Take each line containing the word "Sistema" and copy it.

+-------+

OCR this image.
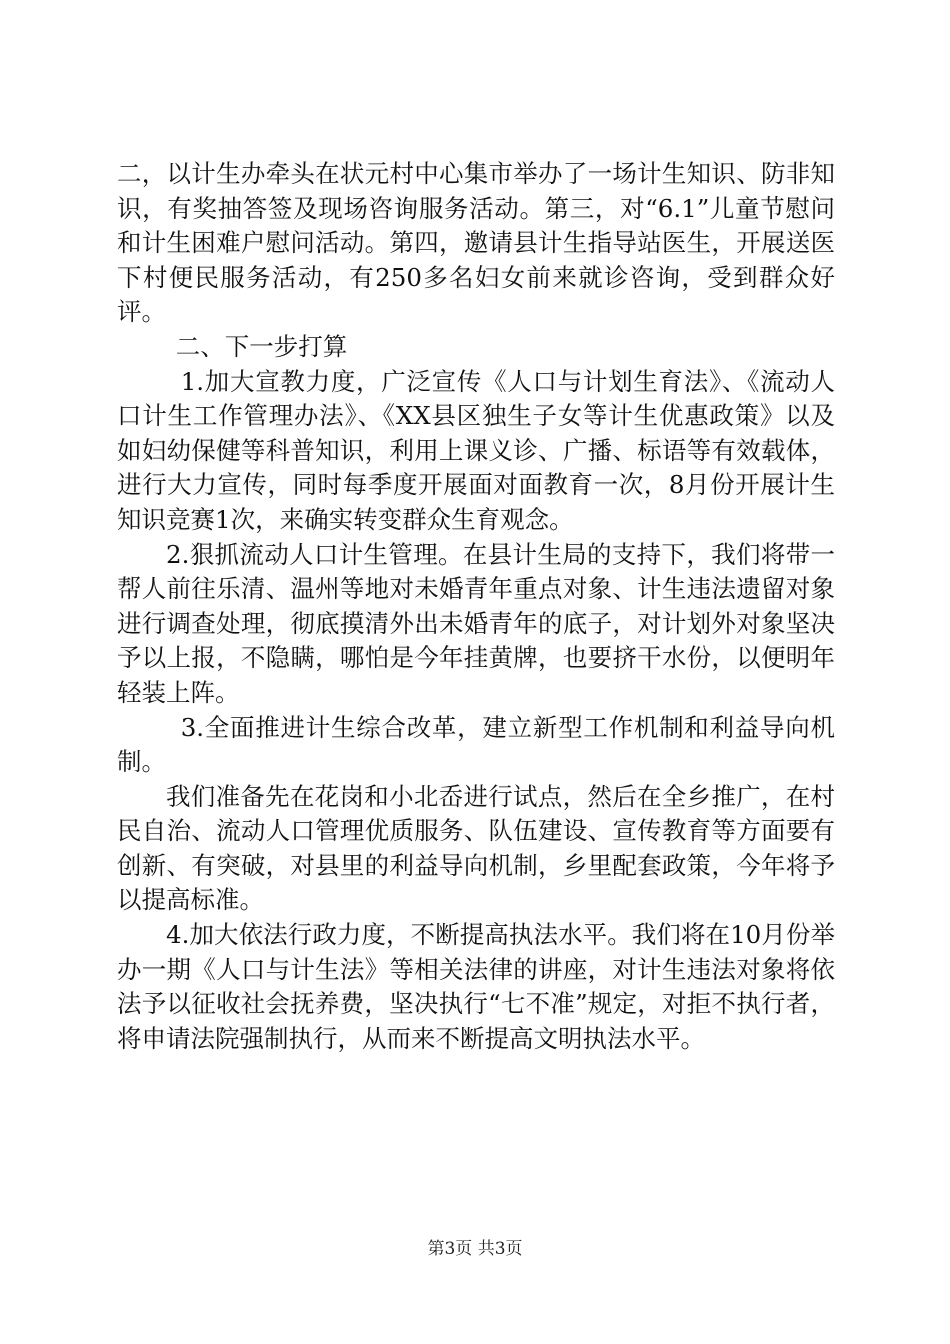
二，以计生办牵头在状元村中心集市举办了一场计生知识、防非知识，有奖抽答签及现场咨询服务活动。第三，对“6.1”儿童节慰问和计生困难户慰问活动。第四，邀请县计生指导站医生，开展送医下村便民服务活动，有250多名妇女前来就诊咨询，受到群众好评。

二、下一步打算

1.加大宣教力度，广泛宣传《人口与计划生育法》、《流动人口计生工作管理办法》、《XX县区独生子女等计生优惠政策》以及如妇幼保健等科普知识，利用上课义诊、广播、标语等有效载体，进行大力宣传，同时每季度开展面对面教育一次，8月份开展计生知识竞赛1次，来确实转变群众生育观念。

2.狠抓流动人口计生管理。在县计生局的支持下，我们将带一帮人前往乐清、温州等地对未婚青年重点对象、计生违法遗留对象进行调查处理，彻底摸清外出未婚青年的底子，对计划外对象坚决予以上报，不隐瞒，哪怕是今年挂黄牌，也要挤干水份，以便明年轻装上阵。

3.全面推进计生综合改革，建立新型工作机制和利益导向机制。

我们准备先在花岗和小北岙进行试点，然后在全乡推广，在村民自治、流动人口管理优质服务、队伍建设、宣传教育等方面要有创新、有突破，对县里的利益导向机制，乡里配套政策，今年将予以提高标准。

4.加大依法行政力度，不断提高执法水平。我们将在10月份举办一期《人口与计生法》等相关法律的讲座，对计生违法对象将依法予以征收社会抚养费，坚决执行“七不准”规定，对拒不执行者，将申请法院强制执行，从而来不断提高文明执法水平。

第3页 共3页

+-------+

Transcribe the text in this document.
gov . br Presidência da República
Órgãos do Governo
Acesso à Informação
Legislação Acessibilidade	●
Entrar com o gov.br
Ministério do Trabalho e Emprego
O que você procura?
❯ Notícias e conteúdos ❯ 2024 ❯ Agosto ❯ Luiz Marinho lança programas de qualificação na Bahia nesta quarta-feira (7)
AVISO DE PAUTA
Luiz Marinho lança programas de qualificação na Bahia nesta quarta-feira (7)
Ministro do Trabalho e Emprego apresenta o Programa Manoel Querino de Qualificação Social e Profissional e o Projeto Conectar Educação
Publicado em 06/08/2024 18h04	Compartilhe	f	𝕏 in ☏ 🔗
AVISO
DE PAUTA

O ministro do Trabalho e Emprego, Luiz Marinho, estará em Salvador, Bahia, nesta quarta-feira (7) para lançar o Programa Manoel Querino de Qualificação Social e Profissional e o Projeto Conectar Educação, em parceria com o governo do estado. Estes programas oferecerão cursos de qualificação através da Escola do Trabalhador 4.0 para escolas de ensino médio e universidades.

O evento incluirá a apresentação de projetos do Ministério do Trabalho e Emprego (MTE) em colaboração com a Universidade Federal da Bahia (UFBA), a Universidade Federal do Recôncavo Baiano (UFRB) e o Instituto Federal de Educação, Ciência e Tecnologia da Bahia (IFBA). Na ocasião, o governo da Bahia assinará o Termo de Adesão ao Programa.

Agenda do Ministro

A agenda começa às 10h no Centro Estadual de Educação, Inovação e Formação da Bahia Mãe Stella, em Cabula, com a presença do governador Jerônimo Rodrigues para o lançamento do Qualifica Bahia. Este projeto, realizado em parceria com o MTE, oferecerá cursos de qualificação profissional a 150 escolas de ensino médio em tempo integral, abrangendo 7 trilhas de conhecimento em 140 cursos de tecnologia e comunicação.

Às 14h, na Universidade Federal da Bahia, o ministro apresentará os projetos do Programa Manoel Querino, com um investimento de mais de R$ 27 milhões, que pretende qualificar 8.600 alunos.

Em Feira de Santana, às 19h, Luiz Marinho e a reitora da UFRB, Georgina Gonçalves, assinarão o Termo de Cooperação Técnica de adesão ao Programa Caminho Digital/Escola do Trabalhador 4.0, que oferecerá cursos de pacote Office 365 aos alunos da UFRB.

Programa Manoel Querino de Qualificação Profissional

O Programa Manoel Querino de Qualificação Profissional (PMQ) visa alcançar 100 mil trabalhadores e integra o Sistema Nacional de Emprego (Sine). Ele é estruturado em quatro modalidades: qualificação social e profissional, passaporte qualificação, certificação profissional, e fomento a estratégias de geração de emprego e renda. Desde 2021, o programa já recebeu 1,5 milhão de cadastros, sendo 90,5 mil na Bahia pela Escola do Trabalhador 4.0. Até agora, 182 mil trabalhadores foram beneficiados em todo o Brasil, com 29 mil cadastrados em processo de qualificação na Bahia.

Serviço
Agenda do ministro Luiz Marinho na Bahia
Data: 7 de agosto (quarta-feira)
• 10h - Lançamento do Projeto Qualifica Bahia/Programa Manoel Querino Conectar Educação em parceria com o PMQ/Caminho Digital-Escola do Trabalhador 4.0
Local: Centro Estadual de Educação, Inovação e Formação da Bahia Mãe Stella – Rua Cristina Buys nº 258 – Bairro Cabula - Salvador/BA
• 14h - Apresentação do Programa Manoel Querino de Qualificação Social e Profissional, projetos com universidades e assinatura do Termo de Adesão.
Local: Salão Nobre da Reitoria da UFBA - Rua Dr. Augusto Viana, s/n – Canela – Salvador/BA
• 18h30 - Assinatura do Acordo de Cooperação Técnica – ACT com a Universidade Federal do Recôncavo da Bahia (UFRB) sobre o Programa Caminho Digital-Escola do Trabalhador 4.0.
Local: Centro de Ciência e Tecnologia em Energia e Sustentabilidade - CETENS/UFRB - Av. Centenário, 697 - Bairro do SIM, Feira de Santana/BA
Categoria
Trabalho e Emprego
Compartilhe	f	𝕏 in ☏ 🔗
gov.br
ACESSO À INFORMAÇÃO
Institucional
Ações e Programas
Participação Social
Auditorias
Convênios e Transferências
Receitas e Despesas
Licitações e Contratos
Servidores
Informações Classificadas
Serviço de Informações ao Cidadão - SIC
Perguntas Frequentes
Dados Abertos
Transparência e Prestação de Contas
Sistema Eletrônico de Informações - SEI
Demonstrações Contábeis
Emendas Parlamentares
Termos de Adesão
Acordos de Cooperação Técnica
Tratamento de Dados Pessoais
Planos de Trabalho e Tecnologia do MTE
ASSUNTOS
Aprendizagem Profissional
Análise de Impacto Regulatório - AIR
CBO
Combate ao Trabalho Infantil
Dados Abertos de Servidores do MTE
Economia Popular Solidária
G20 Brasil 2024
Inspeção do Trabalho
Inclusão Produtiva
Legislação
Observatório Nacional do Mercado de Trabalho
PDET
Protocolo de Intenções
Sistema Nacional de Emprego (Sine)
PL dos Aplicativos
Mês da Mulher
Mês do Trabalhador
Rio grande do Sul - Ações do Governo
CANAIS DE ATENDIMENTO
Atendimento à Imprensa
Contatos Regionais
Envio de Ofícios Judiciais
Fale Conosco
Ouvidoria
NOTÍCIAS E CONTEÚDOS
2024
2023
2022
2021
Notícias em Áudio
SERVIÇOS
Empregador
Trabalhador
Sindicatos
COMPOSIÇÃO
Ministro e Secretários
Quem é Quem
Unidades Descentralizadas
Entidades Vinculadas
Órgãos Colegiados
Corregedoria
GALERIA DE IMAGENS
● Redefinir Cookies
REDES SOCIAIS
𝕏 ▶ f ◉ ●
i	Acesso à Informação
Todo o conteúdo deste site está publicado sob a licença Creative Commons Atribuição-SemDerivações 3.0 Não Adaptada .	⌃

+-------+

#### CORRECT RESULT
O Programa Manoel Querino de Qualificação Profissional (PMQ) visa alcançar 100 mil trabalhadores e integra o Sistema Nacional de Emprego (Sine). Ele é estruturado em quatro modalidades: qualificação social e profissional, passaporte qualificação, certificação profissional, e fomento a estratégias de geração de emprego e renda. Desde 2021, o programa já recebeu 1,5 milhão de cadastros, sendo 90,5 mil na Bahia pela Escola do Trabalhador 4.0. Até agora, 182 mil trabalhadores foram beneficiados em todo o Brasil, com 29 mil cadastrados em processo de qualificação na Bahia.
Sistema Eletrônico de Informações - SEI
Sistema Nacional de Emprego (Sine)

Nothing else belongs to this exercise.